▶ [Stated problem]:
Where a line holds the string "Florida", return that line.

▶ [Input for this task]:
.....

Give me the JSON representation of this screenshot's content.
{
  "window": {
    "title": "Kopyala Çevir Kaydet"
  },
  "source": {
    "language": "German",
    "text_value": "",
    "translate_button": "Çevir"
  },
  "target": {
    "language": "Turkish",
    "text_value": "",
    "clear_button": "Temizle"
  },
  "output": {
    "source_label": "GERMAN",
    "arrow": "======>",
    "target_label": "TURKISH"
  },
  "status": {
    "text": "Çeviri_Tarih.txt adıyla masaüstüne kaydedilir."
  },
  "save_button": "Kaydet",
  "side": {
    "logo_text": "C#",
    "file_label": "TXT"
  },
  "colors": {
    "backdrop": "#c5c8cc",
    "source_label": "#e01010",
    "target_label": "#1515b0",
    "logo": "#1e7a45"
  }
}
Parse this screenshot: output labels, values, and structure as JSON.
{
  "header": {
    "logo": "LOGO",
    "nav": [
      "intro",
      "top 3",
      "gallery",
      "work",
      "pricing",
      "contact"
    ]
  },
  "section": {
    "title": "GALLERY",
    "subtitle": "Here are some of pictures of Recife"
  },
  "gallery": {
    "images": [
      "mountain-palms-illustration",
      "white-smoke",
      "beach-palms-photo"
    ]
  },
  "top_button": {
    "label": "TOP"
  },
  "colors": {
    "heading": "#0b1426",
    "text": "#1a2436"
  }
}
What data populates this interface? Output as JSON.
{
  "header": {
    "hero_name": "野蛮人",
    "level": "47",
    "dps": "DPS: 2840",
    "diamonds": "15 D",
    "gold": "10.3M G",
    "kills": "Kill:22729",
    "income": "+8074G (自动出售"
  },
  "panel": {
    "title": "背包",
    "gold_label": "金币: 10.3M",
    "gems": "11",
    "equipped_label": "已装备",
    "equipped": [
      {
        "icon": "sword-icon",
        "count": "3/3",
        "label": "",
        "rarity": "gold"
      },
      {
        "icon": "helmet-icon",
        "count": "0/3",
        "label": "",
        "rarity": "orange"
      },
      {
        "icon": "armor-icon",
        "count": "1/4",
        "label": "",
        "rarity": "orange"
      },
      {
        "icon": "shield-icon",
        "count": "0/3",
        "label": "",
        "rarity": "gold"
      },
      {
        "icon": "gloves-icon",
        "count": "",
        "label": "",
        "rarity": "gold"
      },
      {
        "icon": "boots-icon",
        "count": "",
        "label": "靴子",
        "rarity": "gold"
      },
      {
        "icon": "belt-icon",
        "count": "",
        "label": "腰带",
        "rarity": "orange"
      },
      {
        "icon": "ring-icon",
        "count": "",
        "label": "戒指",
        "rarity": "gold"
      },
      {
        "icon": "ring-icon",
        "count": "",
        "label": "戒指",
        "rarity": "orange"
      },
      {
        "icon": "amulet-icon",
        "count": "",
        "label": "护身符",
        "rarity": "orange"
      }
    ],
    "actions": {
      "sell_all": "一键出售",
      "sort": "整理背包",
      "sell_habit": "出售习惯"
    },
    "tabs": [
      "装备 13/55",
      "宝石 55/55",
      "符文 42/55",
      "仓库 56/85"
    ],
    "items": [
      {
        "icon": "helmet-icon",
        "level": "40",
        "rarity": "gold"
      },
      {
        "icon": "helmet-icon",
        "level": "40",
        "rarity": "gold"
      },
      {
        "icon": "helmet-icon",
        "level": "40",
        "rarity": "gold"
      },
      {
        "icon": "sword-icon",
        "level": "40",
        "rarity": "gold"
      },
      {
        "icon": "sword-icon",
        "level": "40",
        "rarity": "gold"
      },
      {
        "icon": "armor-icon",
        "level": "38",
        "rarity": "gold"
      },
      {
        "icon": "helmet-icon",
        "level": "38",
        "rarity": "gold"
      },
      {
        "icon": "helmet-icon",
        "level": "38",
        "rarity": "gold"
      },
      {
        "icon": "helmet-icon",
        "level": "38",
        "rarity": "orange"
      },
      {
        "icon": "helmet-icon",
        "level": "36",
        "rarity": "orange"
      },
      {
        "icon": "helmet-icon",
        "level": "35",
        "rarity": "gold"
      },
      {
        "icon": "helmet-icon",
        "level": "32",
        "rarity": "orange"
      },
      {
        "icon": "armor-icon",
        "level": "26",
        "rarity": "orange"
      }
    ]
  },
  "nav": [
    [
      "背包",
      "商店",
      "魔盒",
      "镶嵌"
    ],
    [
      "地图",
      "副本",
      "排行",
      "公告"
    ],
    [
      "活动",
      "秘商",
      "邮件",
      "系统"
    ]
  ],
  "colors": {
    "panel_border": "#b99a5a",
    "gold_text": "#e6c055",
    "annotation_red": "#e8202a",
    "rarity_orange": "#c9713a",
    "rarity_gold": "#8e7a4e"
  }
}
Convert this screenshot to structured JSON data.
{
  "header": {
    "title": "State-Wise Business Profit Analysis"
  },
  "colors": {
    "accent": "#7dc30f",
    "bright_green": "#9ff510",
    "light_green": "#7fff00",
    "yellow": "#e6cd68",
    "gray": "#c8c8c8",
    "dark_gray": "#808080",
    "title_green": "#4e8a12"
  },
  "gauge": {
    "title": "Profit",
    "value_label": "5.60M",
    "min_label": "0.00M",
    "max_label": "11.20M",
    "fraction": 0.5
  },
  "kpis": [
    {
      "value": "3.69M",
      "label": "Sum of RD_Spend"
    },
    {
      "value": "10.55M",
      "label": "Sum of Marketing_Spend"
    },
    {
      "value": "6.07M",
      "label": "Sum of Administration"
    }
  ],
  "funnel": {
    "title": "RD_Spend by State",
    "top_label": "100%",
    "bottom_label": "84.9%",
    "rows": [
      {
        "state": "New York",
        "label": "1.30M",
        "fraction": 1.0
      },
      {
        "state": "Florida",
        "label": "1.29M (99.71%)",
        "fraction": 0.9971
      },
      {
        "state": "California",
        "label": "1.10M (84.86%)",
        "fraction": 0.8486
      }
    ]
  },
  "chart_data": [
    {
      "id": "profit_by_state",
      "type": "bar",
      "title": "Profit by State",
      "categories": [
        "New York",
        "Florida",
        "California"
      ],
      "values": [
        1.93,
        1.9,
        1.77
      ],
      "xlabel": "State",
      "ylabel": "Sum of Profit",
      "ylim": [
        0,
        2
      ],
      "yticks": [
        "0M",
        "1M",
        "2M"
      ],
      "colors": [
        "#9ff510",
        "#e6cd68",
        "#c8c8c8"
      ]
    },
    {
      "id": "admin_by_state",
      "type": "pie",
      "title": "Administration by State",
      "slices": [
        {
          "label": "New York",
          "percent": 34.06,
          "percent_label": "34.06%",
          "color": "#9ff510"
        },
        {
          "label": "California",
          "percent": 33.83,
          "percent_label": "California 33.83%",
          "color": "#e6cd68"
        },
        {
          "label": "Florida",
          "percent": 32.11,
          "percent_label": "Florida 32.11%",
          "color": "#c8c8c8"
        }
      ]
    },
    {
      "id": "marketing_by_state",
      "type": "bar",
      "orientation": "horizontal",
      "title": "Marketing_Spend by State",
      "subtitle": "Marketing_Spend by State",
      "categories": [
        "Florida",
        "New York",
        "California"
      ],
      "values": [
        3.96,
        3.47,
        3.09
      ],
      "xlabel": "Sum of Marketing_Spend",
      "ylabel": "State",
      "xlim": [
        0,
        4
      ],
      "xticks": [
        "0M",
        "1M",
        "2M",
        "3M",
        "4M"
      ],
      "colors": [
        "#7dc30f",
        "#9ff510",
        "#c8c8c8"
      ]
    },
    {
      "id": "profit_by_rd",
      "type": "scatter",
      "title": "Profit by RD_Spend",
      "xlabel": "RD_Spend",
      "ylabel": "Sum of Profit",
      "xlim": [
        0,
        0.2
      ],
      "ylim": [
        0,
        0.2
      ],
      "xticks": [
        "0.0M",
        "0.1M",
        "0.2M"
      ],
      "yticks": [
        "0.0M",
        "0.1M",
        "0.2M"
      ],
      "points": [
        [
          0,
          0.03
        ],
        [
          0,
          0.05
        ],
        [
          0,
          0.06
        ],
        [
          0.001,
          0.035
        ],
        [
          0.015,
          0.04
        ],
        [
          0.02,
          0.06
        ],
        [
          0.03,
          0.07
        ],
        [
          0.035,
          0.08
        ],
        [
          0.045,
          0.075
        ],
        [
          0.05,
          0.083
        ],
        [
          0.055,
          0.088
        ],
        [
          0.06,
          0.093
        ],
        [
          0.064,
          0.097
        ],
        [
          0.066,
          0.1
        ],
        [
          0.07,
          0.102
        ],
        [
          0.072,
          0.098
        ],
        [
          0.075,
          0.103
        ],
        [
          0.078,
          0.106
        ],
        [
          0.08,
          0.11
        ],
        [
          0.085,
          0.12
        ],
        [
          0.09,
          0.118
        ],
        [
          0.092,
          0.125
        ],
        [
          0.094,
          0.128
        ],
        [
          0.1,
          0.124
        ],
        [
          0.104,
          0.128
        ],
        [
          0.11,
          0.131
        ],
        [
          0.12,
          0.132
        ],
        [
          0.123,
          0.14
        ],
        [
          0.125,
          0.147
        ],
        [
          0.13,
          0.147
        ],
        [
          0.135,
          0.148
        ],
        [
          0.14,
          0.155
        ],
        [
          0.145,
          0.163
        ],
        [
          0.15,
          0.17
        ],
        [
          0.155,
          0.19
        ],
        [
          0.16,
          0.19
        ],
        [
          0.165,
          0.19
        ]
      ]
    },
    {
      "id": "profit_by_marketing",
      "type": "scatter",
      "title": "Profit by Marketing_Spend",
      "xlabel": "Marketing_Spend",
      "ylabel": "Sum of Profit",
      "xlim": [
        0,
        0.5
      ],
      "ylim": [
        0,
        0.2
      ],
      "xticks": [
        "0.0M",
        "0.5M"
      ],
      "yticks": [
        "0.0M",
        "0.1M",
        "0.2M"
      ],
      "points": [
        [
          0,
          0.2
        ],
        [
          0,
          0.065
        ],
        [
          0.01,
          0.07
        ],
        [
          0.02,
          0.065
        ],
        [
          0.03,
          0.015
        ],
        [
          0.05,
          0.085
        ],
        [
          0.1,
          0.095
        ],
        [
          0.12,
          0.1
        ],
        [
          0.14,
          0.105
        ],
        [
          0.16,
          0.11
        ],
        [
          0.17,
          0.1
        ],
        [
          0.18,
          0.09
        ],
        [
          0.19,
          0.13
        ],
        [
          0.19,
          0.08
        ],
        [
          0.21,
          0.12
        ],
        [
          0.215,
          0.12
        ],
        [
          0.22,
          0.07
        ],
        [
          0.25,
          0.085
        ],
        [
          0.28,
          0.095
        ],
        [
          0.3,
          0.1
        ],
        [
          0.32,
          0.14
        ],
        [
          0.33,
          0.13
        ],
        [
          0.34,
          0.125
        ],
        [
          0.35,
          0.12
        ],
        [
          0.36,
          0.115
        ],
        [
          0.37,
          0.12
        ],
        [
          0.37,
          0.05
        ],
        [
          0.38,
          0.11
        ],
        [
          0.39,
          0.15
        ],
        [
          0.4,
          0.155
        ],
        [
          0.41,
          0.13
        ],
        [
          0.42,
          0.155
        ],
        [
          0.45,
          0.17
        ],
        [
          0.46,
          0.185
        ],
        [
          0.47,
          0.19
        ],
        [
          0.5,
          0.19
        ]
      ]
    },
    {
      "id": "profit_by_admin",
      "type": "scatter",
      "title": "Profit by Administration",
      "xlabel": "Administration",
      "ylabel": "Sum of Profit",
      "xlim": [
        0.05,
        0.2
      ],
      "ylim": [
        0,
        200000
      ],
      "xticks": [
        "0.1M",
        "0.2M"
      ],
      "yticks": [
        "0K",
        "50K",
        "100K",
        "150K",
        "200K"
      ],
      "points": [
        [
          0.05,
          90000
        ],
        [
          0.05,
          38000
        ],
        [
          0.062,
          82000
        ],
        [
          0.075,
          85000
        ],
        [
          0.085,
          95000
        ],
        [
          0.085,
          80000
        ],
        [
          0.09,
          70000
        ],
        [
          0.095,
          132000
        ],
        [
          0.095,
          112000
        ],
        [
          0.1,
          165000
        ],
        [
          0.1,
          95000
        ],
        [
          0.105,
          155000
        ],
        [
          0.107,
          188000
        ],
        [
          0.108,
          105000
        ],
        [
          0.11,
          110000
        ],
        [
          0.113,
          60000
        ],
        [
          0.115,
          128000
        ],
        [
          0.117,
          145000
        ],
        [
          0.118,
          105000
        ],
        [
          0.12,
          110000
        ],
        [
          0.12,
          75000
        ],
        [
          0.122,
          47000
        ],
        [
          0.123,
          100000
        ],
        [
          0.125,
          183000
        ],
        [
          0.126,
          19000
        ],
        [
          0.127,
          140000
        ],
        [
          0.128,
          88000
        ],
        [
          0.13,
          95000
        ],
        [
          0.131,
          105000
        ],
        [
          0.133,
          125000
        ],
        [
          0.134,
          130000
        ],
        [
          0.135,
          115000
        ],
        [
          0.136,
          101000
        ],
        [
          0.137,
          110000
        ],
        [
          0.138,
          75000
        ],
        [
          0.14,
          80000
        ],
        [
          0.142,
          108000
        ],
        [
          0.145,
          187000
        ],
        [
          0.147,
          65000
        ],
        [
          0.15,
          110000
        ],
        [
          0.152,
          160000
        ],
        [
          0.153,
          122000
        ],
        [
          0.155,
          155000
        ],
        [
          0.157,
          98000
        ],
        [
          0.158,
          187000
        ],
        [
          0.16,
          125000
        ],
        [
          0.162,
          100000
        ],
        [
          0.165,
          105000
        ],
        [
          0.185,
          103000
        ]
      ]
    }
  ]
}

.....

▶ [Task output]:
        "state": "Florida",
        "Florida",
          "label": "Florida",
          "percent_label": "Florida 32.11%",
        "Florida",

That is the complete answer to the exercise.